* _What is required_: Pull every line containing the word "Карпова" from the records.

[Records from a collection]
----

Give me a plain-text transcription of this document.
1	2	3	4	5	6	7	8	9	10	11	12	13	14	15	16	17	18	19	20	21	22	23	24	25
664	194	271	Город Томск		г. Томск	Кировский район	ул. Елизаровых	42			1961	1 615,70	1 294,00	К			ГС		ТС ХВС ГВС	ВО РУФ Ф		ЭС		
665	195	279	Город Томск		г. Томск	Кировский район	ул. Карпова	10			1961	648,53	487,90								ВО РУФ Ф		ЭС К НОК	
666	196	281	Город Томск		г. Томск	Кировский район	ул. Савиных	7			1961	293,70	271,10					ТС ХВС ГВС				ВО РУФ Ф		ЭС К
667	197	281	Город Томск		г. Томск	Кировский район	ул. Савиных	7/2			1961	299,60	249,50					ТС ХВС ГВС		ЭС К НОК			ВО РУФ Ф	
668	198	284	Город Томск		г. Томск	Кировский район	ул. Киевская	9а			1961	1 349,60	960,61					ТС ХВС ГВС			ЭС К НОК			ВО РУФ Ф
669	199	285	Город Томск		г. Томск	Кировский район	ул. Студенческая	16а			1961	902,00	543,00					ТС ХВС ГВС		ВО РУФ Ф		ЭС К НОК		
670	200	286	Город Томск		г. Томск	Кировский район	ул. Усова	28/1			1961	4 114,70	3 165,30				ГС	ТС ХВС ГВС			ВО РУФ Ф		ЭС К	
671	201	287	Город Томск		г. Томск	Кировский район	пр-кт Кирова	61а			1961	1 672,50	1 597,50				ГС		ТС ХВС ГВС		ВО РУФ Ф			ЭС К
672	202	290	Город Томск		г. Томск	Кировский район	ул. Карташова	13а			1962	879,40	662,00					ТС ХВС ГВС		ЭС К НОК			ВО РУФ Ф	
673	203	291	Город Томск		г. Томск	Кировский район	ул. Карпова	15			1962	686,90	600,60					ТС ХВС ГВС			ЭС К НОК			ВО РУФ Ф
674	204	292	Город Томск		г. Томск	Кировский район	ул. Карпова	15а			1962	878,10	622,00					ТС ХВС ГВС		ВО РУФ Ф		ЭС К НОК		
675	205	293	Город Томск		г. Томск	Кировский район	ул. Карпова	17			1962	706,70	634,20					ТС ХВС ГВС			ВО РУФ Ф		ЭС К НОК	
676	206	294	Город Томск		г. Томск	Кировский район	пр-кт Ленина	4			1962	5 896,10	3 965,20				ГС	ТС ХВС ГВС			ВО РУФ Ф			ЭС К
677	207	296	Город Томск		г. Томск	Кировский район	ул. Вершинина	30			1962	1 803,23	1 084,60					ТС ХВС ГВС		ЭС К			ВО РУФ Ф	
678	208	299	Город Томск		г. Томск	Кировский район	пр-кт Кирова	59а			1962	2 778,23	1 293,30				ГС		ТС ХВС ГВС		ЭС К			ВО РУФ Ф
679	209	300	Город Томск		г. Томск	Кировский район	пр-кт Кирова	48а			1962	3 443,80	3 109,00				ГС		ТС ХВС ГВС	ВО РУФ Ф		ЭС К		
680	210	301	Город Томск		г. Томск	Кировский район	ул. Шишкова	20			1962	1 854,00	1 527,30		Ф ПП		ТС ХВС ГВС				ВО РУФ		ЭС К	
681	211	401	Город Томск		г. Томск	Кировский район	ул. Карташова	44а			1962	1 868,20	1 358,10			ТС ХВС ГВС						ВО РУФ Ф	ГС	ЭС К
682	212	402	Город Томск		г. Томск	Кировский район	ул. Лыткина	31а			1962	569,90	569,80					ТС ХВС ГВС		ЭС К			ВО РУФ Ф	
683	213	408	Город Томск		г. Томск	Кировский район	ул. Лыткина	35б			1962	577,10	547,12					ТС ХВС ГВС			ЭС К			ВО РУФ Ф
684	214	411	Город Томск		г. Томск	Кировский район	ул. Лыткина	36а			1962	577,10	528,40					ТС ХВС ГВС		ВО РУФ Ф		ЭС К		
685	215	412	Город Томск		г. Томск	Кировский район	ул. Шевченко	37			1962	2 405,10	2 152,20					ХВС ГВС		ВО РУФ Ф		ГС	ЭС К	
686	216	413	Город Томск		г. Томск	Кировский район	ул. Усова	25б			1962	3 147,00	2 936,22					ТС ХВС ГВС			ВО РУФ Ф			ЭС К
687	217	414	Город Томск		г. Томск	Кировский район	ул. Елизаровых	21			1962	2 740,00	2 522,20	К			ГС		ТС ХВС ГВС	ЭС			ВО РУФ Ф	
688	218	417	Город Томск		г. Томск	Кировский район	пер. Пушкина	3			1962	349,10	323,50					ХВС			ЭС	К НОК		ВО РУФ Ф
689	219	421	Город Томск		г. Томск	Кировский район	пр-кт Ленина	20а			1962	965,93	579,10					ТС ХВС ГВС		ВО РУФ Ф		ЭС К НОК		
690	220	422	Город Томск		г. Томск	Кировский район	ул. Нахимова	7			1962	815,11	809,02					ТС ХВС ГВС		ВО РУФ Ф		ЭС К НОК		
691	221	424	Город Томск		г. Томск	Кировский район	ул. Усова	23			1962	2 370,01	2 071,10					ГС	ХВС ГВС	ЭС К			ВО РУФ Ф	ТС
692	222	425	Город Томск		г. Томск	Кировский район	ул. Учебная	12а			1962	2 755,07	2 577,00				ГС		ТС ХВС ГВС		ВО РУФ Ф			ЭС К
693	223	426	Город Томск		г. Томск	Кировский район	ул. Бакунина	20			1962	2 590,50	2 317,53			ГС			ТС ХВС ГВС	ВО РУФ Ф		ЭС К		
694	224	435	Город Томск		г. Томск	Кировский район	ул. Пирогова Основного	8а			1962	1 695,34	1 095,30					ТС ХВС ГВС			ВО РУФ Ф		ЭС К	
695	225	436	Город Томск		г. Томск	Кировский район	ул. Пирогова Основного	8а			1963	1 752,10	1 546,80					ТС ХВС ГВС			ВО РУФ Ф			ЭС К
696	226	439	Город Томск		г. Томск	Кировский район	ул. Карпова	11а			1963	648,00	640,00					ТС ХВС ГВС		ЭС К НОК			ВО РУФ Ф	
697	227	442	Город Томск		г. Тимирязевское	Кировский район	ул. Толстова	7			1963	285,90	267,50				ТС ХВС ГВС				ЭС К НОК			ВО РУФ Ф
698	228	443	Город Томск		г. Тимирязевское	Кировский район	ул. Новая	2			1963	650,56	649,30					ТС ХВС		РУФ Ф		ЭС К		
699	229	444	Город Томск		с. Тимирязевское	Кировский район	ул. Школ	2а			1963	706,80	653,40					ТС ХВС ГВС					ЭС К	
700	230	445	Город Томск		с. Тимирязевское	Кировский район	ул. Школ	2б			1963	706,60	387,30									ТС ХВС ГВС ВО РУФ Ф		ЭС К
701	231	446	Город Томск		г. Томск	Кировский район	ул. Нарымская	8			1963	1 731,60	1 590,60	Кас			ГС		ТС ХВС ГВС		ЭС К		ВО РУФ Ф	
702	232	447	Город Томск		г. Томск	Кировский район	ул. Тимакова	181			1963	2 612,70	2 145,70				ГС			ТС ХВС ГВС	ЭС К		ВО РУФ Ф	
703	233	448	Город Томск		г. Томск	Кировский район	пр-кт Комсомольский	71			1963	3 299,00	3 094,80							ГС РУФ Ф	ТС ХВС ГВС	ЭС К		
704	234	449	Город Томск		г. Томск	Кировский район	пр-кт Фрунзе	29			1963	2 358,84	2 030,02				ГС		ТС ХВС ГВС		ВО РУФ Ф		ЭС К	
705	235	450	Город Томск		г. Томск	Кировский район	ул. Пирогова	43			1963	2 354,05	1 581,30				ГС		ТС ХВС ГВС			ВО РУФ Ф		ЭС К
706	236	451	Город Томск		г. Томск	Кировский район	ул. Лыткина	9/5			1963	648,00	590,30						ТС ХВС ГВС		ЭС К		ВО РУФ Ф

----

* _Solution to the problem_:
665	195	279	Город Томск		г. Томск	Кировский район	ул. Карпова	10			1961	648,53	487,90								ВО РУФ Ф		ЭС К НОК	
673	203	291	Город Томск		г. Томск	Кировский район	ул. Карпова	15			1962	686,90	600,60					ТС ХВС ГВС			ЭС К НОК			ВО РУФ Ф
674	204	292	Город Томск		г. Томск	Кировский район	ул. Карпова	15а			1962	878,10	622,00					ТС ХВС ГВС		ВО РУФ Ф		ЭС К НОК		
675	205	293	Город Томск		г. Томск	Кировский район	ул. Карпова	17			1962	706,70	634,20					ТС ХВС ГВС			ВО РУФ Ф		ЭС К НОК	
696	226	439	Город Томск		г. Томск	Кировский район	ул. Карпова	11а			1963	648,00	640,00					ТС ХВС ГВС		ЭС К НОК			ВО РУФ Ф	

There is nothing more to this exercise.